» **Problem description**: Note how many lines contain "Moderate" and give that number, with nothing else.

» **Listed entries**:
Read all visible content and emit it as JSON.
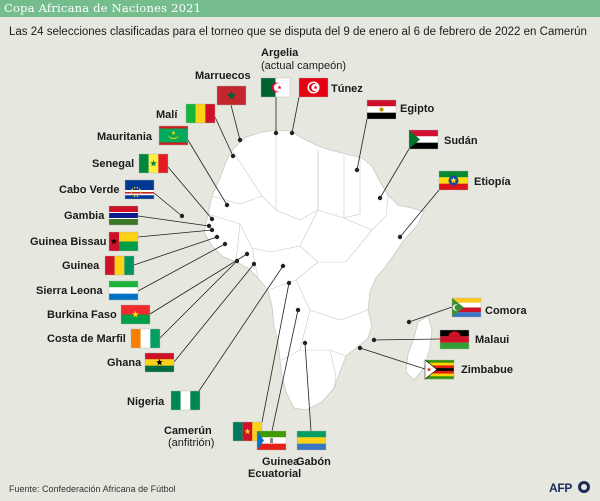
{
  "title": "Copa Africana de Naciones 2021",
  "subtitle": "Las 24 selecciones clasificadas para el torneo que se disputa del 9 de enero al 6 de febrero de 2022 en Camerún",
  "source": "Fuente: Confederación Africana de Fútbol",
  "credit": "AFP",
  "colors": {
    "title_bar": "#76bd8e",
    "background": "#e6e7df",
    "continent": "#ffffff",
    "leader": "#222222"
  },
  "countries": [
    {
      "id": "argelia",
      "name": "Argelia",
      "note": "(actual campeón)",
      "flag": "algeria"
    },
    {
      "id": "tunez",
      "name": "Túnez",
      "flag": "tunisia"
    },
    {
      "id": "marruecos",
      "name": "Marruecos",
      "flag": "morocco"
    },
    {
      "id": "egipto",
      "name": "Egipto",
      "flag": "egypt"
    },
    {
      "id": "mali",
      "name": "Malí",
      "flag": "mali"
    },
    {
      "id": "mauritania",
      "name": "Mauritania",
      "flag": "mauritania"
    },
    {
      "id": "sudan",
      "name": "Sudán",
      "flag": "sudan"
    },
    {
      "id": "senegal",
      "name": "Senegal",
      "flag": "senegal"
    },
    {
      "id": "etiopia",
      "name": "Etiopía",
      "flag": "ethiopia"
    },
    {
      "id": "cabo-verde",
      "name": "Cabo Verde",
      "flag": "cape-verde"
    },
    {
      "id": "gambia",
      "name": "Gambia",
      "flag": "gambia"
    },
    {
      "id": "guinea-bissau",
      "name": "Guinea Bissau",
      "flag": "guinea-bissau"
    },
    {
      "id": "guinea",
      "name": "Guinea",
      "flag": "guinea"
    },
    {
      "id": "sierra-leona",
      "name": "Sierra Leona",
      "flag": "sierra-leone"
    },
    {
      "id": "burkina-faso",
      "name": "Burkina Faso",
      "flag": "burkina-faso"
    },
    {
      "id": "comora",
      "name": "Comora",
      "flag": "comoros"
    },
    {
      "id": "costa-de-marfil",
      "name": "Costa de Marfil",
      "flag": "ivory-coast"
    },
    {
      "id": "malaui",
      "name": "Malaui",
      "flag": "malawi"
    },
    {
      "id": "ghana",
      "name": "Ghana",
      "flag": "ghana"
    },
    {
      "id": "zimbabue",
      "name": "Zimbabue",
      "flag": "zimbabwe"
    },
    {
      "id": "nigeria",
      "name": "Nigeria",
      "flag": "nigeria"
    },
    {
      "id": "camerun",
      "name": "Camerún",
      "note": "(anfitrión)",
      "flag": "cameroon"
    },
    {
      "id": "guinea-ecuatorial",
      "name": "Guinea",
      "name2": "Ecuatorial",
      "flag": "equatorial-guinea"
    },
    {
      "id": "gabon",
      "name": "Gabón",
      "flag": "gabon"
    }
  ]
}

...

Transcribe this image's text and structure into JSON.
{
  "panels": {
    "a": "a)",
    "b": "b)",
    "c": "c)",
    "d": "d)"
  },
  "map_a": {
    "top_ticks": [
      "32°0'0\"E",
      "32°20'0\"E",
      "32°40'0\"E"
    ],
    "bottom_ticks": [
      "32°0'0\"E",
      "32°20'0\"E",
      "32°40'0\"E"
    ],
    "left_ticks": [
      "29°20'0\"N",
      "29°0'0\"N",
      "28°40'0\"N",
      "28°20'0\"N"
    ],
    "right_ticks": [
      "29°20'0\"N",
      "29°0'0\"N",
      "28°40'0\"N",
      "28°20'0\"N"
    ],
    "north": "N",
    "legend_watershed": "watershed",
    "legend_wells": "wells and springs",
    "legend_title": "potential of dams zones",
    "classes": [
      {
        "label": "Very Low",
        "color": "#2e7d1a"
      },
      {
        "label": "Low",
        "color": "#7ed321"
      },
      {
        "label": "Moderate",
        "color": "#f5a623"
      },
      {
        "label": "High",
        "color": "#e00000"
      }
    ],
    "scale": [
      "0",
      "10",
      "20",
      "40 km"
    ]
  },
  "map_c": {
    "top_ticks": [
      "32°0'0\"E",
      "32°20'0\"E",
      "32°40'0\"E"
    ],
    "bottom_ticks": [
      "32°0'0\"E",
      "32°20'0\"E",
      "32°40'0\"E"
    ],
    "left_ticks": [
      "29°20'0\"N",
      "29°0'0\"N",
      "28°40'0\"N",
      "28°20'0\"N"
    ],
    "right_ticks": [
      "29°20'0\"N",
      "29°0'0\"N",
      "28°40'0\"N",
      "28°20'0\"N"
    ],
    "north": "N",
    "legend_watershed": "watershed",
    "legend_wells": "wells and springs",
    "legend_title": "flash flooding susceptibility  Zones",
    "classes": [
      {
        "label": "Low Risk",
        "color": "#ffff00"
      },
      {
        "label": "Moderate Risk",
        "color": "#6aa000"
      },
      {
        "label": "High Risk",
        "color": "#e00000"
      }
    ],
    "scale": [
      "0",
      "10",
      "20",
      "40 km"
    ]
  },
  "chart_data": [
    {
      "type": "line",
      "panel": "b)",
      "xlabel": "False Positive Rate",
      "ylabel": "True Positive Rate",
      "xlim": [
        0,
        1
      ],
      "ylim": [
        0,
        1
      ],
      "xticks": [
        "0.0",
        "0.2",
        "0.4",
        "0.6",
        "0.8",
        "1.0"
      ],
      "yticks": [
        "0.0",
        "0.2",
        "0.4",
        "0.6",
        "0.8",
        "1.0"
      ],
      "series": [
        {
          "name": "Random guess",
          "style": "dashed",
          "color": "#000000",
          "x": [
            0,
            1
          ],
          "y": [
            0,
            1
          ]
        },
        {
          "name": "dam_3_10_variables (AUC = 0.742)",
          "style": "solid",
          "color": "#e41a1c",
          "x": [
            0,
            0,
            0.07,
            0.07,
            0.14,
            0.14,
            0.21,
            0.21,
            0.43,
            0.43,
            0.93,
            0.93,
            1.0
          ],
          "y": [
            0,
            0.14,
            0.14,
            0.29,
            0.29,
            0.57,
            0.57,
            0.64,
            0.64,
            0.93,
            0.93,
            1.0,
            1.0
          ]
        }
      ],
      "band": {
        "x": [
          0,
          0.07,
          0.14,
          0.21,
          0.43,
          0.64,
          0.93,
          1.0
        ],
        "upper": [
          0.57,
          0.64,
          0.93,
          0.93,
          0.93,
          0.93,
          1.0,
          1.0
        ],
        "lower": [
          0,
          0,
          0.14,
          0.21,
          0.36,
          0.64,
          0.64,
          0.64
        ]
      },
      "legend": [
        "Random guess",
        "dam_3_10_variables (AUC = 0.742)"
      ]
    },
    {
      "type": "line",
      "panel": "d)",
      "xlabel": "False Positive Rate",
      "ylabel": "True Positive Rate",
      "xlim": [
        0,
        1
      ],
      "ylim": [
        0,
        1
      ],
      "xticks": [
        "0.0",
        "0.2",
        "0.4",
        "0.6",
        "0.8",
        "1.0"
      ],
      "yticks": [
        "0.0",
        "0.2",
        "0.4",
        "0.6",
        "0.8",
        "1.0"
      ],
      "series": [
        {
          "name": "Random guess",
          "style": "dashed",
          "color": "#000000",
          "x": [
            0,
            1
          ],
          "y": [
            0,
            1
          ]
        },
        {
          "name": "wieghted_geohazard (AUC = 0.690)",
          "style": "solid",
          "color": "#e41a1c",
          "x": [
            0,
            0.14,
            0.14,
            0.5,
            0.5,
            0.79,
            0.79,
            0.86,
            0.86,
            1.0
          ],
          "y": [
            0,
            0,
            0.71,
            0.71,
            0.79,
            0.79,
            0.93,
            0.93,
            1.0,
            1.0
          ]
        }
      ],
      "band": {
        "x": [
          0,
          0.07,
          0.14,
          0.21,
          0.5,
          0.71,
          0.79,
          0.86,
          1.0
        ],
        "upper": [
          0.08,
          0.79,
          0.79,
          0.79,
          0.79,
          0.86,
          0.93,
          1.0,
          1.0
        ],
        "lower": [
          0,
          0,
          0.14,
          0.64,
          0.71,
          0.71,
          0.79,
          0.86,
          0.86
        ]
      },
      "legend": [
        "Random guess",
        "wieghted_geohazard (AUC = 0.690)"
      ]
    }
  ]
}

---

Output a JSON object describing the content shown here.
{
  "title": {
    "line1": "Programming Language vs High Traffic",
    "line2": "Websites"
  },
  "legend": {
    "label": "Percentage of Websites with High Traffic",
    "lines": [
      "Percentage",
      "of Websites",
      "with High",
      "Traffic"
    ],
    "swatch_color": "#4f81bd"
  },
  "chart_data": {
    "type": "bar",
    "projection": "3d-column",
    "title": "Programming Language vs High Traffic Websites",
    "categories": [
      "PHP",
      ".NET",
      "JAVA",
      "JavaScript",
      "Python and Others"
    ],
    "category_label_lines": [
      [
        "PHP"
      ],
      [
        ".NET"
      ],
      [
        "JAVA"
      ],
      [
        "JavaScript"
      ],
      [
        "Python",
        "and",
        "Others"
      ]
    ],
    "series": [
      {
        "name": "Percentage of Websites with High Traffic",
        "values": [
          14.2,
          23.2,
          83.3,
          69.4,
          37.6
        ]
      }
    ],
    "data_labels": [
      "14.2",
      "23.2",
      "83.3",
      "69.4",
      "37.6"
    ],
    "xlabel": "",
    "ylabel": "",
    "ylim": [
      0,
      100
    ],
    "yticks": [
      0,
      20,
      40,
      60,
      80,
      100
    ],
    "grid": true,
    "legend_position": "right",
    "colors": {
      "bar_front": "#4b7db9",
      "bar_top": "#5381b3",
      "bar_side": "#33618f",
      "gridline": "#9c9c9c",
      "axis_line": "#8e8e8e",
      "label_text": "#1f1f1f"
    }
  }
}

» **Expected output**: 2